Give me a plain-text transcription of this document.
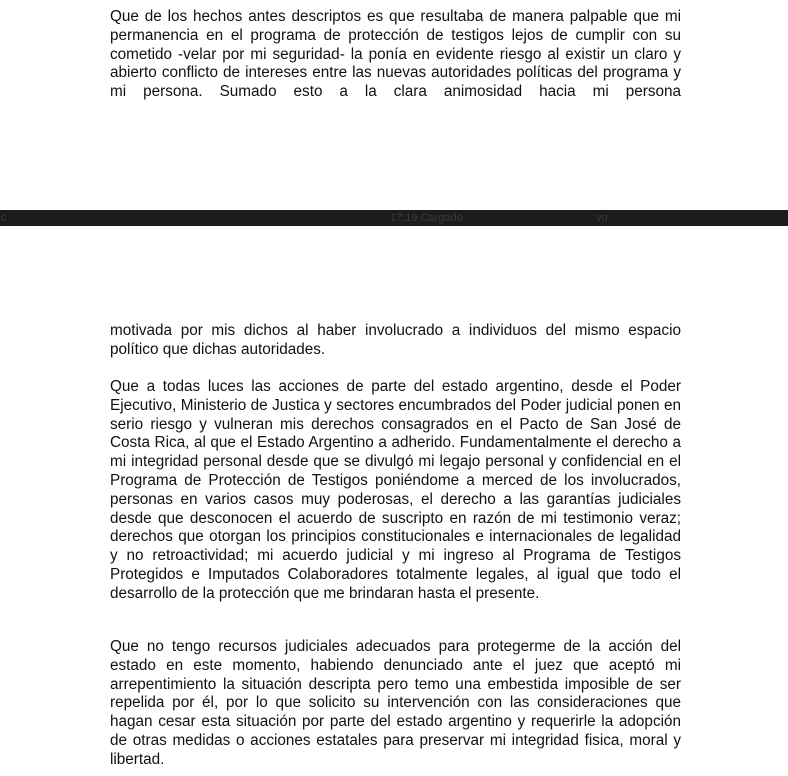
Que de los hechos antes descriptos es que resultaba de manera palpable que mi permanencia en el programa de protección de testigos lejos de cumplir con su cometido -velar por mi seguridad- la ponía en evidente riesgo al existir un claro y abierto conflicto de intereses entre las nuevas autoridades políticas del programa y mi persona. Sumado esto a la clara animosidad hacia mi persona

c	17:19 Cargado	vo

motivada por mis dichos al haber involucrado a individuos del mismo espacio político que dichas autoridades.

Que a todas luces las acciones de parte del estado argentino, desde el Poder Ejecutivo, Ministerio de Justica y sectores encumbrados del Poder judicial ponen en serio riesgo y vulneran mis derechos consagrados en el Pacto de San José de Costa Rica, al que el Estado Argentino a adherido. Fundamentalmente el derecho a mi integridad personal desde que se divulgó mi legajo personal y confidencial en el Programa de Protección de Testigos poniéndome a merced de los involucrados, personas en varios casos muy poderosas, el derecho a las garantías judiciales desde que desconocen el acuerdo de suscripto en razón de mi testimonio veraz; derechos que otorgan los principios constitucionales e internacionales de legalidad y no retroactividad; mi acuerdo judicial y mi ingreso al Programa de Testigos Protegidos e Imputados Colaboradores totalmente legales, al igual que todo el desarrollo de la protección que me brindaran hasta el presente.

Que no tengo recursos judiciales adecuados para protegerme de la acción del estado en este momento, habiendo denunciado ante el juez que aceptó mi arrepentimiento la situación descripta pero temo una embestida imposible de ser repelida por él, por lo que solicito su intervención con las consideraciones que hagan cesar esta situación por parte del estado argentino y requerirle la adopción de otras medidas o acciones estatales para preservar mi integridad fisica, moral y libertad.
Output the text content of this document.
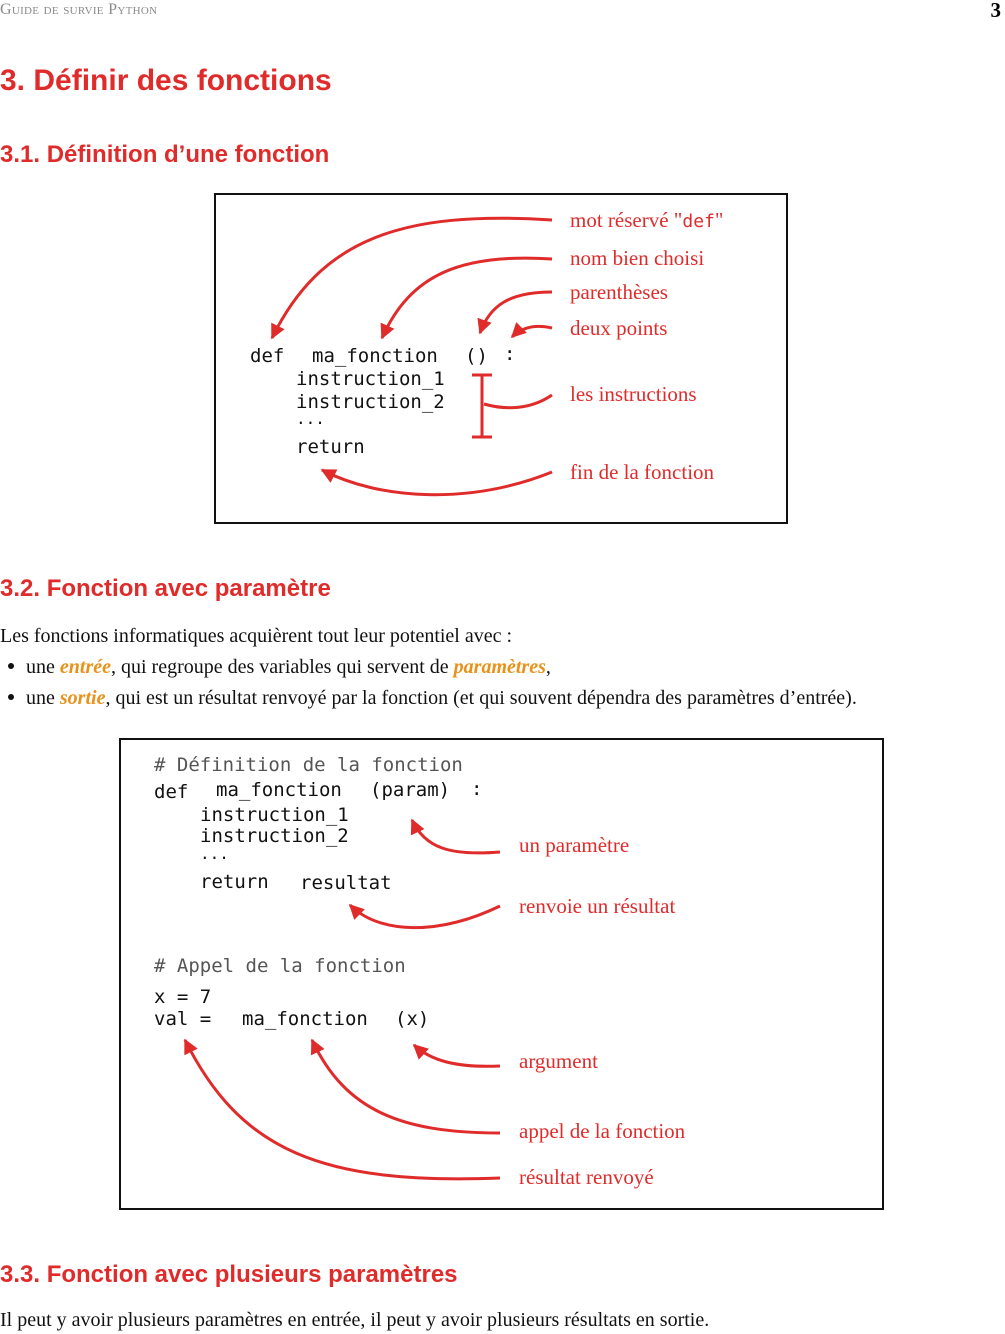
Guide de survie Python	3
3. Définir des fonctions
3.1. Définition d’une fonction
def ma_fonction () :
instruction_1
instruction_2
...
return
mot réservé "def"
nom bien choisi
parenthèses
deux points
les instructions
fin de la fonction
3.2. Fonction avec paramètre
Les fonctions informatiques acquièrent tout leur potentiel avec :
une entrée, qui regroupe des variables qui servent de paramètres,
une sortie, qui est un résultat renvoyé par la fonction (et qui souvent dépendra des paramètres d’entrée).
# Définition de la fonction
def ma_fonction (param) :
instruction_1
instruction_2
...
return resultat
# Appel de la fonction
x = 7
val = ma_fonction (x)
un paramètre
renvoie un résultat
argument
appel de la fonction
résultat renvoyé
3.3. Fonction avec plusieurs paramètres
Il peut y avoir plusieurs paramètres en entrée, il peut y avoir plusieurs résultats en sortie.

_TASK INSTRUCTIONS_
Track down every line of the material containing the string "protección", and copy it.

_RESPONSE TO THIS TASK_
Que de los hechos antes descriptos es que resultaba de manera palpable que mi permanencia en el programa de protección de testigos lejos de cumplir con su cometido -velar por mi seguridad- la ponía en evidente riesgo al existir un claro y abierto conflicto de intereses entre las nuevas autoridades políticas del programa y mi persona. Sumado esto a la clara animosidad hacia mi persona
Que a todas luces las acciones de parte del estado argentino, desde el Poder Ejecutivo, Ministerio de Justica y sectores encumbrados del Poder judicial ponen en serio riesgo y vulneran mis derechos consagrados en el Pacto de San José de Costa Rica, al que el Estado Argentino a adherido. Fundamentalmente el derecho a mi integridad personal desde que se divulgó mi legajo personal y confidencial en el Programa de Protección de Testigos poniéndome a merced de los involucrados, personas en varios casos muy poderosas, el derecho a las garantías judiciales desde que desconocen el acuerdo de suscripto en razón de mi testimonio veraz; derechos que otorgan los principios constitucionales e internacionales de legalidad y no retroactividad; mi acuerdo judicial y mi ingreso al Programa de Testigos Protegidos e Imputados Colaboradores totalmente legales, al igual que todo el desarrollo de la protección que me brindaran hasta el presente.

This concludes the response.